Excerto do documento:
########

Na prática, se fizer 30 minutos cinco vezes por semana uma atividade moderada –
como uma caminhada rápida – aumenta a saúde e diminui o risco cardiovascular.
Que cuidados deve ter um indivíduo com patologia cardiovascular e que queira iniciar a prática de atividade física?
O exercício é benéfico, mas os doentes têm que ser avaliados previamente pelo médico assistente e também, de modo mais regular, quem faz exercício mais intenso.
Na prática, os médicos têm de ter em consideração vários aspetos antes de recomendar ou aprovar uma pessoa para exercício físico. Em primeiro lugar, saber se tem alguma doença cardíaca ou sintoma, se tem algum fator de risco, se é uma pessoa sedentária ou se já faz alguma atividade física.
Também é muito importante perceber se a pessoa quer fazer atividade ligeira a moderada, pouco frequente, ou se passa por exercício mais intenso e regular. Se o indivíduo não tiver sintomas ou história familiar de doença cardíaca, e se for já de certo modo ativo, muitas vezes não é necessário fazer exames complementares nem avaliações específicas. Caso contrário, a estratégia atual é pedir uma prova de esforço.
Exercício físico em excesso pode ser prejudicial?
Apesar de o exercício fazer muito bem, tudo o que é em excesso pode fazer mal. E o exercício em excesso também está associado a algumas alterações cardíacas patológicas. Por exemplo, um atleta com um patamar de treino muito intenso tem cerca de cinco vezes maior probabilidade de desenvolver fibrilhação auricular a longo prazo. Esta tendência também se verifica no que respeita à insuficiência cardíaca, à fibrose do miocárdio, eventualmente também à doença coronária.
Está muito na moda o exercício físico em ambientes extremos, de altitude, de profundidade (se em mergulho), de calor, de frio, etc. O ideal é que haja uma adaptação prévia, pois se a prova não tiver apoio médico adequado e não se mantiver os níveis de hidratação, pode ser o gatilho para um evento cardiovascular, numa pessoa com essa predisposição. Os atletas acima dos 35 anos devem ter um cuidado especial, nomeadamente, em situações de dislipidemia, hipertensão, diabetes, etc.
A Medicina Geral e Familiar (MGF) desempenha um papel fundamental na assistência às populações. Como cardiologista desportivo, o que gostaria de reforçar aos médicos-de-família?

########

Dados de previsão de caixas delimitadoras

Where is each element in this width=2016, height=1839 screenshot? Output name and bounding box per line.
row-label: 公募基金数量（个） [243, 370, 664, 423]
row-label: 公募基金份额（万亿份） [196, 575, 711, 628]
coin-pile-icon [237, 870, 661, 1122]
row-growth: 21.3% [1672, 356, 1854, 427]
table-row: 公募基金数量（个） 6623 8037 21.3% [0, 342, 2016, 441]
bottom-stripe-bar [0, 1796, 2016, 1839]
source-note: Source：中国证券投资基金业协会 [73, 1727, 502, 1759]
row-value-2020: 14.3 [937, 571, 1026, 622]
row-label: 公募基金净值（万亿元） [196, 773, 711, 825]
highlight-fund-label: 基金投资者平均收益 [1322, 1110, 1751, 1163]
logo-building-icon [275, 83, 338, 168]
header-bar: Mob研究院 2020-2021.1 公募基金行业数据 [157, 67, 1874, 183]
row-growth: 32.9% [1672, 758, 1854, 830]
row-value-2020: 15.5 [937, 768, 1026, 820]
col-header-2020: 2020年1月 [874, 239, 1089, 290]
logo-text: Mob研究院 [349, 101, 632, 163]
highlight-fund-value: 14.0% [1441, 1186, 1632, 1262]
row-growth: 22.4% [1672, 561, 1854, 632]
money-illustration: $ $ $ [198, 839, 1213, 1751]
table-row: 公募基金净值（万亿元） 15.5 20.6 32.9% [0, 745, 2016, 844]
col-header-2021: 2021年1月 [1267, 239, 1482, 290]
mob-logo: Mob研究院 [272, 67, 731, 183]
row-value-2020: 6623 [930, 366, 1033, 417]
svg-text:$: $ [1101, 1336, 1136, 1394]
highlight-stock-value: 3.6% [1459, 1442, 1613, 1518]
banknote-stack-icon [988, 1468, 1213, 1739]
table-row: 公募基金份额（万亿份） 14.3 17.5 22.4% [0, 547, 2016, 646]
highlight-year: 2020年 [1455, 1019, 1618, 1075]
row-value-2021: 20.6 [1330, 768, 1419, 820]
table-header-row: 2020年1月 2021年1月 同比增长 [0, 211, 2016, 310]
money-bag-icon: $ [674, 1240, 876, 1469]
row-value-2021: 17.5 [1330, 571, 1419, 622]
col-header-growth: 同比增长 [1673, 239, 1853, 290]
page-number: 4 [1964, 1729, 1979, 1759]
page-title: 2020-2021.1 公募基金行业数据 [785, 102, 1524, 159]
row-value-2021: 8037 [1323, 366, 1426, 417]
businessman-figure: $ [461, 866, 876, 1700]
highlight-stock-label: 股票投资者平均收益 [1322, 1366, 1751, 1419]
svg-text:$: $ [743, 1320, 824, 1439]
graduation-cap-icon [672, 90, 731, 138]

########

Descrição do exercício:
Responda às perguntas seguintes com base no excerto sobre exercício físico e saúde cardiovascular.
(a) Durante quantos minutos e quantas vezes por semana se deve praticar uma atividade moderada?
(b) Quanto maior é a probabilidade de um atleta com um patamar de treino muito intenso desenvolver fibrilhação auricular a longo prazo?
(c) Acima de que idade devem os atletas ter um cuidado especial?
Este material provém de outra fonte.

Resolução:
(a) 30 minutos, cinco vezes por semana.
(b) Cerca de cinco vezes maior.
(c) Acima dos 35 anos.